▶ [YOUR TASK]: Please set down the part of the review word for word, starting with "But then, there" and going on through "on his hands.".

>> start SELECTED EXCERPT

First impression of Peri? “Christ, that American accent is bad”. To be fair, Howard’s was by far the worse, and I think his was highlighting her imperfections in those early scenes, as it started to sound more natural later on. She seems a little bit over-screamy for my liking, but she did at least display some strength in resisting mind control, and she seems more than willing to roll her sleeves up and get stuck in.

Plus, her scream is nowhere near as horrifying as Kamelion’s. Christ almighty, that will haunt my dreams. It was totally incongruous to have him suddenly reappear as if he’s never been away. The Doctor treats him like he’s part of the furniture, but for the audience, we haven’t even heard him mentioned since the end of the previous season, and even after this serial, he spent far longer on-screen as a baddy than a goodie.

See that thing where they had him morph into the guise of random guest actors in order to avoid using the dodgy prop too much? They did realise that they could have done that all the time, right? Because if we’d have seen more of him, maybe I’d care a lot more about his departure, and also his death. It was clearly supposed to be a touching moment, but I was mostly concerned about how nonchalant The Doctor was about ending a sentient life, no matter what the circumstances. I’d have preferred Kamelion to have turned on The Master and sacrificed himself in some way, leaving The Doctor out of the equation.

Speaking of whom, there was a decent Master story bubbling under the surface. He’s often at his best when he’s motivated by self-preservation rather than just domination; the desperation heightening his powers. My impression was helped by that rarest of occurrences – a decent cliffhanger that I didn’t already know was coming. The reveal of the tiny Master, in a box, is brilliant!

But then, there was another weird bit. I had to check afterwards if I interpreted his last scene correctly, but yep – he’s fucking burnt to death. It’s pretty grim, and The Doctor just lets it happen. Sure, he’s really cut up about it, but because it happens so soon after he’s mercy-killed Kamelion, I’m not sure how I feel about him having quite so much blood on his hands.

>> end SELECTED EXCERPT
>> start ITEMS

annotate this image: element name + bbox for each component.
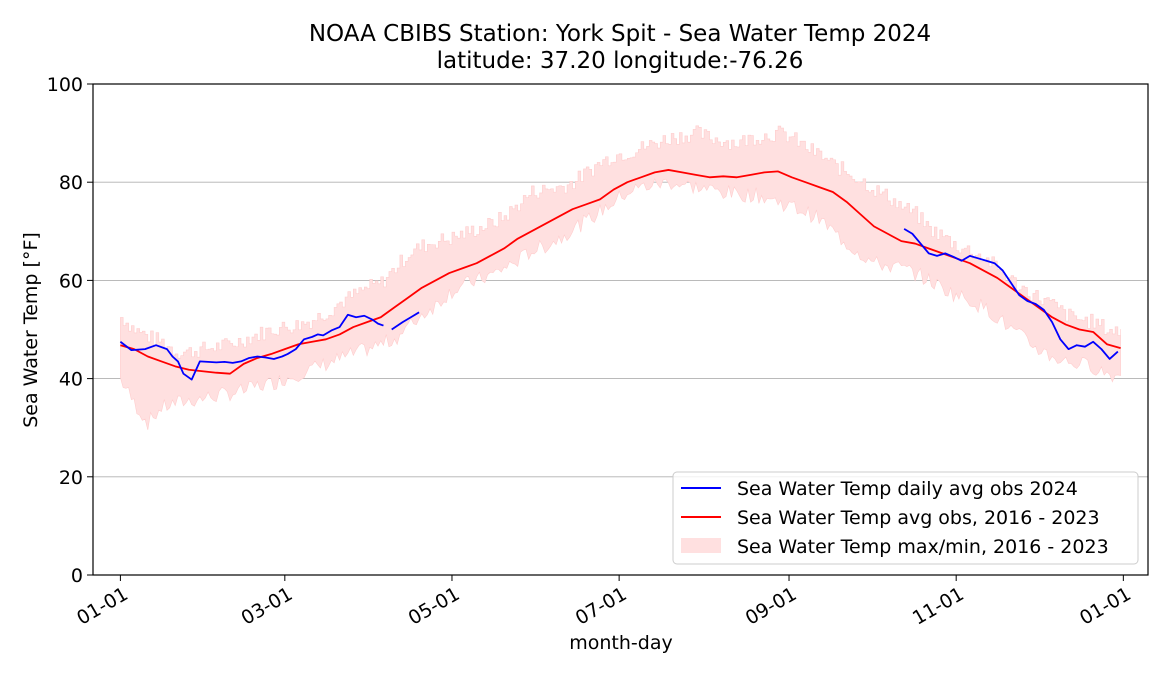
y-tick-label-60: 60 <box>59 270 83 292</box>
y-tick-label-20: 20 <box>59 467 83 489</box>
grid-lines <box>93 181 1148 478</box>
x-tick-label-0: 01-01 <box>73 583 132 630</box>
line-layer <box>119 169 1121 381</box>
x-tick-label-1: 03-01 <box>237 583 296 630</box>
legend-label-avg: Sea Water Temp avg obs, 2016 - 2023 <box>737 507 1100 529</box>
x-tick-label-4: 09-01 <box>742 583 801 630</box>
y-tick-label-40: 40 <box>59 369 83 391</box>
x-tick-label-6: 01-01 <box>1076 583 1135 630</box>
x-axis-label: month-day <box>569 632 672 654</box>
legend-label-band: Sea Water Temp max/min, 2016 - 2023 <box>737 536 1109 558</box>
legend: Sea Water Temp daily avg obs 2024 Sea Wa… <box>672 471 1139 565</box>
x-tick-label-5: 11-01 <box>909 583 968 630</box>
x-tick-label-3: 07-01 <box>572 583 631 630</box>
legend-swatch-band <box>681 538 721 553</box>
legend-box <box>672 471 1139 565</box>
x-tick-label-2: 05-01 <box>405 583 464 630</box>
legend-label-obs-2024: Sea Water Temp daily avg obs 2024 <box>737 478 1078 500</box>
y-tick-label-100: 100 <box>47 74 83 96</box>
chart-title: NOAA CBIBS Station: York Spit - Sea Wate… <box>309 21 931 47</box>
chart-subtitle: latitude: 37.20 longitude:-76.26 <box>437 48 804 74</box>
series-line-obs-2024-seg-2 <box>903 228 1119 360</box>
y-tick-label-0: 0 <box>71 565 83 587</box>
band-layer <box>120 125 1121 430</box>
y-axis-label: Sea Water Temp [°F] <box>20 232 42 428</box>
x-axis-ticks: 01-01 03-01 05-01 07-01 09-01 11-01 01-01 <box>73 575 1135 630</box>
plot-area-frame <box>92 83 1149 576</box>
series-line-obs-2024-seg-1 <box>391 311 420 331</box>
y-tick-label-80: 80 <box>59 172 83 194</box>
series-line-obs-2024-seg-0 <box>119 313 384 381</box>
series-band-max-min <box>120 125 1121 430</box>
y-axis-ticks: 0 20 40 60 80 100 <box>47 74 93 587</box>
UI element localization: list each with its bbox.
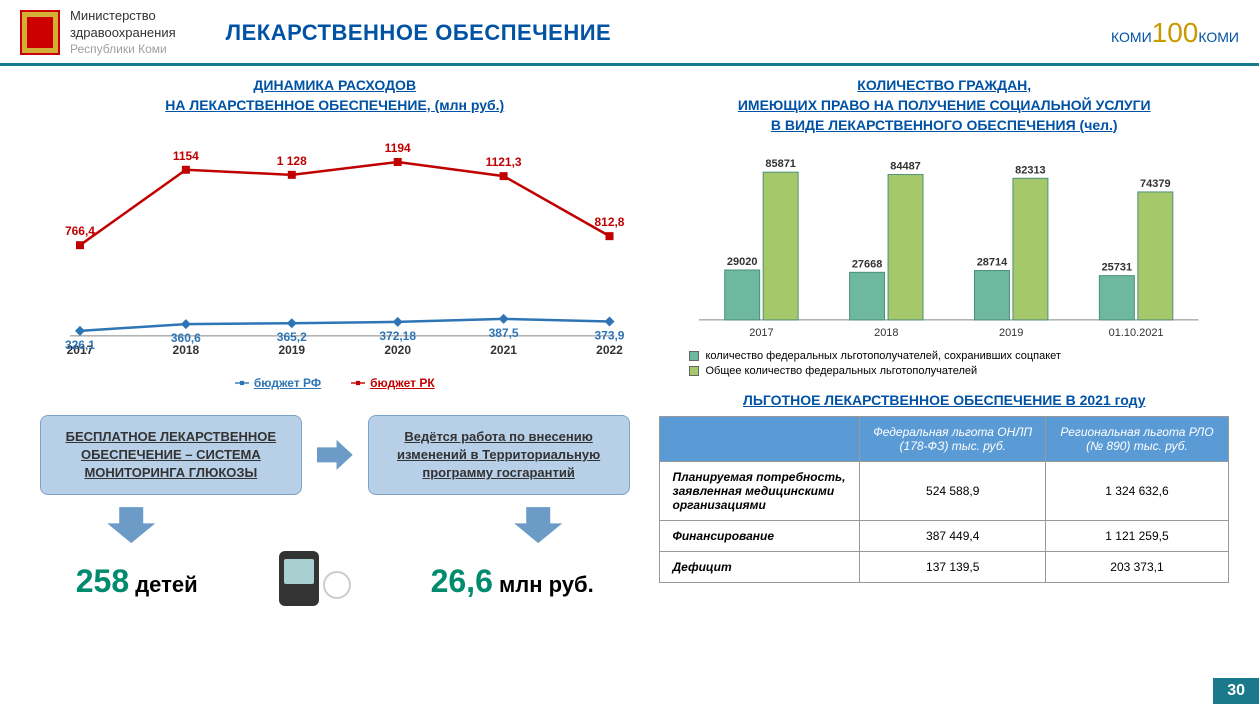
arrow-down-icon bbox=[107, 507, 155, 543]
svg-text:1194: 1194 bbox=[385, 141, 411, 155]
bar-legend-item: количество федеральных льготополучателей… bbox=[689, 350, 1199, 362]
org-name: Министерство здравоохранения Республики … bbox=[70, 8, 176, 57]
svg-text:766,4: 766,4 bbox=[65, 224, 95, 238]
table-cell: Финансирование bbox=[660, 521, 860, 552]
page-title: ЛЕКАРСТВЕННОЕ ОБЕСПЕЧЕНИЕ bbox=[226, 20, 612, 46]
table-cell: 1 121 259,5 bbox=[1045, 521, 1228, 552]
box-glucose: БЕСПЛАТНОЕ ЛЕКАРСТВЕННОЕ ОБЕСПЕЧЕНИЕ – С… bbox=[40, 415, 302, 496]
legend-item: бюджет РК bbox=[351, 376, 435, 390]
arrow-right-icon bbox=[317, 440, 353, 470]
arrow-down-icon bbox=[514, 507, 562, 543]
svg-text:372,18: 372,18 bbox=[379, 328, 416, 342]
line-chart: 201720182019202020212022326,1360,6365,23… bbox=[40, 126, 629, 366]
table-cell: 203 373,1 bbox=[1045, 552, 1228, 583]
table-title: ЛЬГОТНОЕ ЛЕКАРСТВЕННОЕ ОБЕСПЕЧЕНИЕ В 202… bbox=[659, 392, 1229, 408]
svg-text:29020: 29020 bbox=[727, 256, 758, 268]
bar-chart-legend: количество федеральных льготополучателей… bbox=[689, 350, 1199, 377]
svg-text:27668: 27668 bbox=[852, 258, 883, 270]
down-arrows bbox=[40, 507, 629, 543]
table-row: Финансирование387 449,41 121 259,5 bbox=[660, 521, 1229, 552]
table-header: Федеральная льгота ОНЛП (178-ФЗ) тыс. ру… bbox=[860, 417, 1045, 462]
svg-text:84487: 84487 bbox=[891, 161, 922, 173]
svg-text:2020: 2020 bbox=[384, 342, 411, 356]
table-row: Планируемая потребность, заявленная меди… bbox=[660, 462, 1229, 521]
svg-text:387,5: 387,5 bbox=[489, 325, 519, 339]
table-cell: Дефицит bbox=[660, 552, 860, 583]
svg-text:360,6: 360,6 bbox=[171, 331, 201, 345]
bar-chart: 2017 29020 85871 2018 27668 84487 2019 28714 823… bbox=[679, 145, 1209, 345]
info-boxes: БЕСПЛАТНОЕ ЛЕКАРСТВЕННОЕ ОБЕСПЕЧЕНИЕ – С… bbox=[40, 415, 629, 496]
box-program: Ведётся работа по внесению изменений в Т… bbox=[368, 415, 630, 496]
svg-text:1121,3: 1121,3 bbox=[486, 155, 522, 169]
table-cell: Планируемая потребность, заявленная меди… bbox=[660, 462, 860, 521]
header: Министерство здравоохранения Республики … bbox=[0, 0, 1259, 66]
bar-legend-item: Общее количество федеральных льготополуч… bbox=[689, 365, 1199, 377]
data-table: Федеральная льгота ОНЛП (178-ФЗ) тыс. ру… bbox=[659, 416, 1229, 583]
svg-text:2017: 2017 bbox=[750, 327, 774, 339]
svg-text:1 128: 1 128 bbox=[277, 153, 307, 167]
stat-children: 258 детей bbox=[76, 563, 198, 600]
svg-text:1154: 1154 bbox=[173, 148, 199, 162]
svg-text:25731: 25731 bbox=[1102, 262, 1133, 274]
table-cell: 387 449,4 bbox=[860, 521, 1045, 552]
org-line3: Республики Коми bbox=[70, 42, 176, 58]
stat-money: 26,6 млн руб. bbox=[431, 563, 594, 600]
svg-text:2019: 2019 bbox=[278, 342, 305, 356]
table-row: Дефицит137 139,5203 373,1 bbox=[660, 552, 1229, 583]
table-header: Региональная льгота РЛО (№ 890) тыс. руб… bbox=[1045, 417, 1228, 462]
svg-text:326,1: 326,1 bbox=[65, 337, 95, 351]
line-chart-title: ДИНАМИКА РАСХОДОВНА ЛЕКАРСТВЕННОЕ ОБЕСПЕ… bbox=[40, 76, 629, 115]
svg-text:2018: 2018 bbox=[875, 327, 899, 339]
legend-item: бюджет РФ bbox=[235, 376, 321, 390]
svg-text:2022: 2022 bbox=[596, 342, 623, 356]
table-cell: 524 588,9 bbox=[860, 462, 1045, 521]
logo-100-icon: КОМИ100КОМИ bbox=[1111, 17, 1239, 49]
line-chart-legend: бюджет РФ бюджет РК bbox=[40, 376, 629, 390]
svg-text:2019: 2019 bbox=[999, 327, 1023, 339]
bar-chart-title: КОЛИЧЕСТВО ГРАЖДАН,ИМЕЮЩИХ ПРАВО НА ПОЛУ… bbox=[659, 76, 1229, 135]
table-cell: 1 324 632,6 bbox=[1045, 462, 1228, 521]
svg-text:82313: 82313 bbox=[1016, 164, 1047, 176]
page-number: 30 bbox=[1213, 678, 1259, 704]
svg-text:373,9: 373,9 bbox=[595, 328, 625, 342]
glucose-device-icon bbox=[269, 551, 359, 611]
svg-text:01.10.2021: 01.10.2021 bbox=[1109, 327, 1164, 339]
svg-text:2021: 2021 bbox=[490, 342, 517, 356]
bottom-stats: 258 детей 26,6 млн руб. bbox=[40, 551, 629, 611]
coat-of-arms-icon bbox=[20, 10, 60, 55]
org-line1: Министерство bbox=[70, 8, 176, 25]
org-line2: здравоохранения bbox=[70, 25, 176, 42]
table-cell: 137 139,5 bbox=[860, 552, 1045, 583]
svg-text:85871: 85871 bbox=[766, 158, 797, 170]
svg-text:365,2: 365,2 bbox=[277, 330, 307, 344]
svg-text:812,8: 812,8 bbox=[595, 215, 625, 229]
svg-text:74379: 74379 bbox=[1141, 178, 1172, 190]
svg-text:28714: 28714 bbox=[977, 257, 1008, 269]
table-header bbox=[660, 417, 860, 462]
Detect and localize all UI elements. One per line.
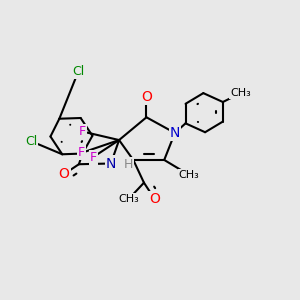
- Text: O: O: [58, 167, 69, 181]
- Text: F: F: [90, 151, 97, 164]
- Text: O: O: [141, 90, 152, 104]
- Text: CH₃: CH₃: [230, 88, 251, 98]
- Text: N: N: [106, 157, 116, 170]
- Text: Cl: Cl: [72, 65, 84, 78]
- Text: O: O: [149, 192, 160, 206]
- Text: F: F: [79, 125, 86, 138]
- Text: H: H: [124, 158, 134, 171]
- Text: N: N: [170, 126, 180, 140]
- Text: CH₃: CH₃: [118, 194, 139, 204]
- Text: Cl: Cl: [25, 135, 37, 148]
- Text: F: F: [78, 146, 85, 159]
- Text: CH₃: CH₃: [179, 170, 200, 180]
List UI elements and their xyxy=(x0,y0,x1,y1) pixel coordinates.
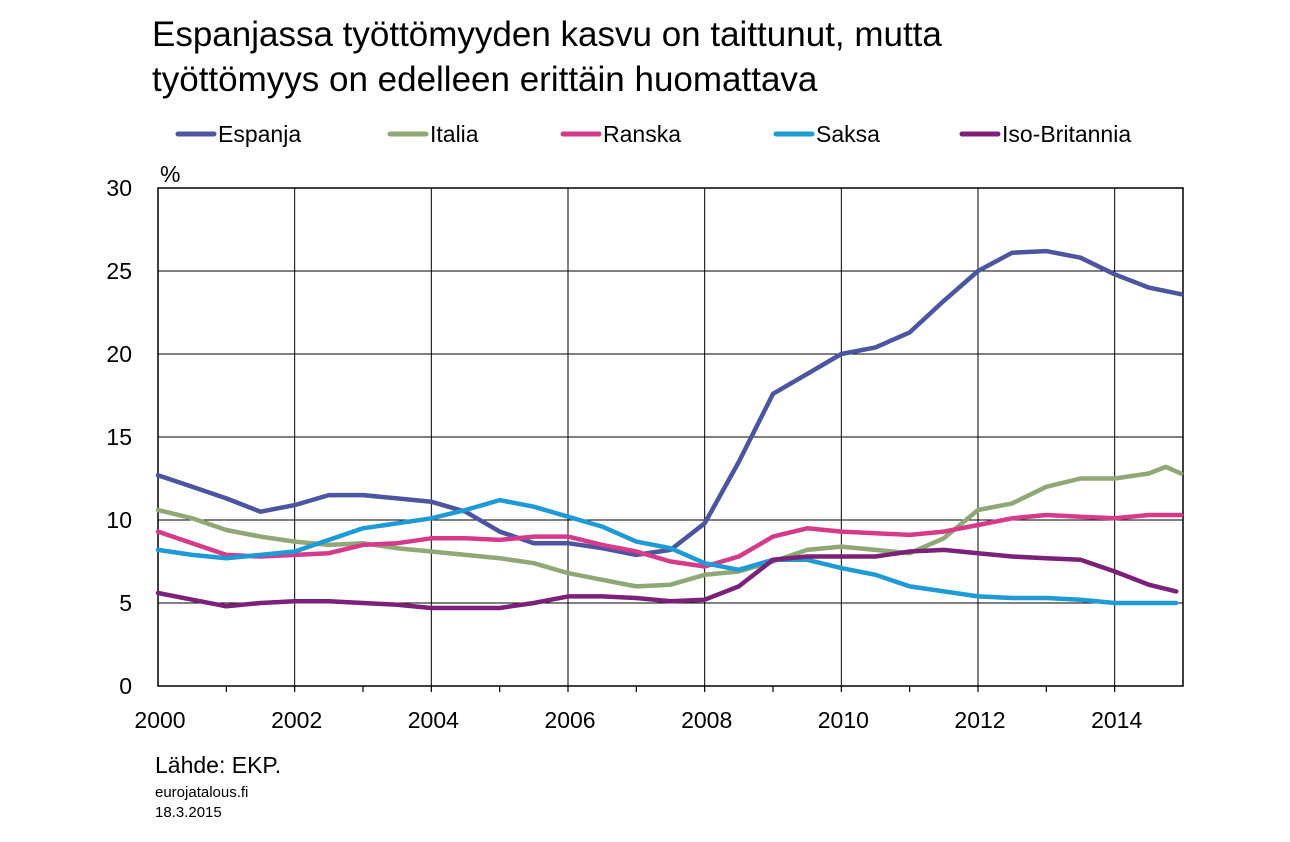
x-tick-label: 2014 xyxy=(1091,707,1142,733)
chart-title: Espanjassa työttömyyden kasvu on taittun… xyxy=(152,12,1252,102)
legend-label: Iso-Britannia xyxy=(1002,121,1131,147)
x-tick-label: 2000 xyxy=(134,707,185,733)
x-axis: 2000 2002 2004 2006 2008 2010 2012 2014 xyxy=(134,707,1142,733)
legend: Espanja Italia Ranska Saksa Iso-Britannia xyxy=(175,121,1131,147)
legend-label: Saksa xyxy=(816,121,880,147)
chart-title-line-2: työttömyys on edelleen erittäin huomatta… xyxy=(152,60,818,99)
x-tick-label: 2004 xyxy=(408,707,459,733)
x-tick-label: 2002 xyxy=(271,707,322,733)
series-line-espanja xyxy=(155,248,1184,558)
y-tick-label: 5 xyxy=(119,590,132,616)
y-axis-label: % xyxy=(160,161,180,187)
y-tick-label: 0 xyxy=(119,673,132,699)
grid xyxy=(158,188,1183,686)
legend-label: Espanja xyxy=(218,121,301,147)
legend-label: Ranska xyxy=(603,121,681,147)
x-tick-label: 2012 xyxy=(954,707,1005,733)
series-lines xyxy=(155,248,1184,611)
y-tick-label: 25 xyxy=(106,258,132,284)
series-line-saksa xyxy=(155,497,1179,606)
plot-frame xyxy=(157,187,1184,687)
x-tick-label: 2006 xyxy=(544,707,595,733)
y-axis: 0 5 10 15 20 25 30 xyxy=(106,175,132,699)
publish-date: 18.3.2015 xyxy=(155,804,222,821)
series-line-italia xyxy=(155,464,1184,589)
x-tick-label: 2010 xyxy=(818,707,869,733)
series-line-ranska xyxy=(155,512,1184,569)
x-axis-ticks xyxy=(225,686,1116,692)
y-tick-label: 10 xyxy=(106,507,132,533)
series-line-iso-britannia xyxy=(155,547,1179,611)
chart-title-line-1: Espanjassa työttömyyden kasvu on taittun… xyxy=(152,15,942,54)
legend-label: Italia xyxy=(430,121,479,147)
y-tick-label: 20 xyxy=(106,341,132,367)
y-tick-label: 30 xyxy=(106,175,132,201)
x-tick-label: 2008 xyxy=(681,707,732,733)
y-tick-label: 15 xyxy=(106,424,132,450)
source-note: Lähde: EKP. xyxy=(155,752,282,778)
site-name: eurojatalous.fi xyxy=(155,784,249,801)
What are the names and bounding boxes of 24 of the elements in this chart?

>> end ITEMS

▶ [THE COMPLETED TASK]:
But then, there was another weird bit. I had to check afterwards if I interpreted his last scene correctly, but yep – he’s fucking burnt to death. It’s pretty grim, and The Doctor just lets it happen. Sure, he’s really cut up about it, but because it happens so soon after he’s mercy-killed Kamelion, I’m not sure how I feel about him having quite so much blood on his hands.